▸ Records for this task

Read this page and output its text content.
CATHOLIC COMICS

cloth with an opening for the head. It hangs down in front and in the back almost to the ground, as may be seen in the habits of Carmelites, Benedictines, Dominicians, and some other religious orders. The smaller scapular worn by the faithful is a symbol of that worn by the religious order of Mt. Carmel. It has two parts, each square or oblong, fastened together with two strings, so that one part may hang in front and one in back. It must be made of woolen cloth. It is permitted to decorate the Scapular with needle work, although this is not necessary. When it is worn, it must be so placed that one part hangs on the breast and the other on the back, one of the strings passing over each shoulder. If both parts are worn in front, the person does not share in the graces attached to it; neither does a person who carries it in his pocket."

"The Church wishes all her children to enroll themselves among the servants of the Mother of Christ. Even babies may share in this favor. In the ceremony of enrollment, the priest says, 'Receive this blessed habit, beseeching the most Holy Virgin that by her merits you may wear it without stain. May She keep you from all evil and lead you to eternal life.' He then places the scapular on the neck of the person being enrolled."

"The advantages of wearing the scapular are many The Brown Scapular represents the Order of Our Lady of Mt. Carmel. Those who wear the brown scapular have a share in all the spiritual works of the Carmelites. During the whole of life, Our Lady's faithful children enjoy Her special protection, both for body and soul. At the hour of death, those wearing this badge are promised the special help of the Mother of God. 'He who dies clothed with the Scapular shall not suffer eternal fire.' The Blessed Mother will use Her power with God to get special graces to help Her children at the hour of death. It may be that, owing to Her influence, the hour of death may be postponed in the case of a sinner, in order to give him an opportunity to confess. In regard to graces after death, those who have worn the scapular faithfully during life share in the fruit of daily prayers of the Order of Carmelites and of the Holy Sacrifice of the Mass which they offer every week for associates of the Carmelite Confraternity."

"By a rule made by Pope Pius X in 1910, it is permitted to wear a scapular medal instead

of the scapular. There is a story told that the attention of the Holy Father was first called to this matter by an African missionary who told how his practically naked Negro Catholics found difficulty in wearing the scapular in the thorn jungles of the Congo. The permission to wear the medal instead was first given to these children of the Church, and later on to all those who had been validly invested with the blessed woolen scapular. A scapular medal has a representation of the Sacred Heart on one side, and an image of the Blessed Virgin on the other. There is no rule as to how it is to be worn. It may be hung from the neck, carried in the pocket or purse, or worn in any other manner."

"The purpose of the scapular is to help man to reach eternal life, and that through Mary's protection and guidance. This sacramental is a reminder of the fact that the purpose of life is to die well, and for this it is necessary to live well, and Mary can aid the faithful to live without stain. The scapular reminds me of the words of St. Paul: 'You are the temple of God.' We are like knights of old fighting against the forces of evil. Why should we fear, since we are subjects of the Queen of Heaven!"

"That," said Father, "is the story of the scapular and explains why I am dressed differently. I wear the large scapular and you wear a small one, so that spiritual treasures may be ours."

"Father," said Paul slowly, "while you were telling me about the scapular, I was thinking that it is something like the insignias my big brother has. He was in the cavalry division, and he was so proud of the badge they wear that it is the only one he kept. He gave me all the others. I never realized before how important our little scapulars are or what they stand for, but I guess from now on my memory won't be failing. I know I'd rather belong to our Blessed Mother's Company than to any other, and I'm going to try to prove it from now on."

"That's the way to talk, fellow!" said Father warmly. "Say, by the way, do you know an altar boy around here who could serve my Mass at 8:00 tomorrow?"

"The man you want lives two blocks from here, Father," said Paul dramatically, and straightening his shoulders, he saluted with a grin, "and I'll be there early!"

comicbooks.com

▸ Work to do
From the records above, extract everything verbatim.

▸ Result for this exercise
Read this page and output its text content.
CATHOLIC COMICS

cloth with an opening for the head. It hangs down in front and in the back almost to the ground, as may be seen in the habits of Carmelites, Benedictines, Dominicians, and some other religious orders. The smaller scapular worn by the faithful is a symbol of that worn by the religious order of Mt. Carmel. It has two parts, each square or oblong, fastened together with two strings, so that one part may hang in front and one in back. It must be made of woolen cloth. It is permitted to decorate the Scapular with needle work, although this is not necessary. When it is worn, it must be so placed that one part hangs on the breast and the other on the back, one of the strings passing over each shoulder. If both parts are worn in front, the person does not share in the graces attached to it; neither does a person who carries it in his pocket."

"The Church wishes all her children to enroll themselves among the servants of the Mother of Christ. Even babies may share in this favor. In the ceremony of enrollment, the priest says, 'Receive this blessed habit, beseeching the most Holy Virgin that by her merits you may wear it without stain. May She keep you from all evil and lead you to eternal life.' He then places the scapular on the neck of the person being enrolled."

"The advantages of wearing the scapular are many The Brown Scapular represents the Order of Our Lady of Mt. Carmel. Those who wear the brown scapular have a share in all the spiritual works of the Carmelites. During the whole of life, Our Lady's faithful children enjoy Her special protection, both for body and soul. At the hour of death, those wearing this badge are promised the special help of the Mother of God. 'He who dies clothed with the Scapular shall not suffer eternal fire.' The Blessed Mother will use Her power with God to get special graces to help Her children at the hour of death. It may be that, owing to Her influence, the hour of death may be postponed in the case of a sinner, in order to give him an opportunity to confess. In regard to graces after death, those who have worn the scapular faithfully during life share in the fruit of daily prayers of the Order of Carmelites and of the Holy Sacrifice of the Mass which they offer every week for associates of the Carmelite Confraternity."

"By a rule made by Pope Pius X in 1910, it is permitted to wear a scapular medal instead

of the scapular. There is a story told that the attention of the Holy Father was first called to this matter by an African missionary who told how his practically naked Negro Catholics found difficulty in wearing the scapular in the thorn jungles of the Congo. The permission to wear the medal instead was first given to these children of the Church, and later on to all those who had been validly invested with the blessed woolen scapular. A scapular medal has a representation of the Sacred Heart on one side, and an image of the Blessed Virgin on the other. There is no rule as to how it is to be worn. It may be hung from the neck, carried in the pocket or purse, or worn in any other manner."

"The purpose of the scapular is to help man to reach eternal life, and that through Mary's protection and guidance. This sacramental is a reminder of the fact that the purpose of life is to die well, and for this it is necessary to live well, and Mary can aid the faithful to live without stain. The scapular reminds me of the words of St. Paul: 'You are the temple of God.' We are like knights of old fighting against the forces of evil. Why should we fear, since we are subjects of the Queen of Heaven!"

"That," said Father, "is the story of the scapular and explains why I am dressed differently. I wear the large scapular and you wear a small one, so that spiritual treasures may be ours."

"Father," said Paul slowly, "while you were telling me about the scapular, I was thinking that it is something like the insignias my big brother has. He was in the cavalry division, and he was so proud of the badge they wear that it is the only one he kept. He gave me all the others. I never realized before how important our little scapulars are or what they stand for, but I guess from now on my memory won't be failing. I know I'd rather belong to our Blessed Mother's Company than to any other, and I'm going to try to prove it from now on."

"That's the way to talk, fellow!" said Father warmly. "Say, by the way, do you know an altar boy around here who could serve my Mass at 8:00 tomorrow?"

"The man you want lives two blocks from here, Father," said Paul dramatically, and straightening his shoulders, he saluted with a grin, "and I'll be there early!"

comicbooks.com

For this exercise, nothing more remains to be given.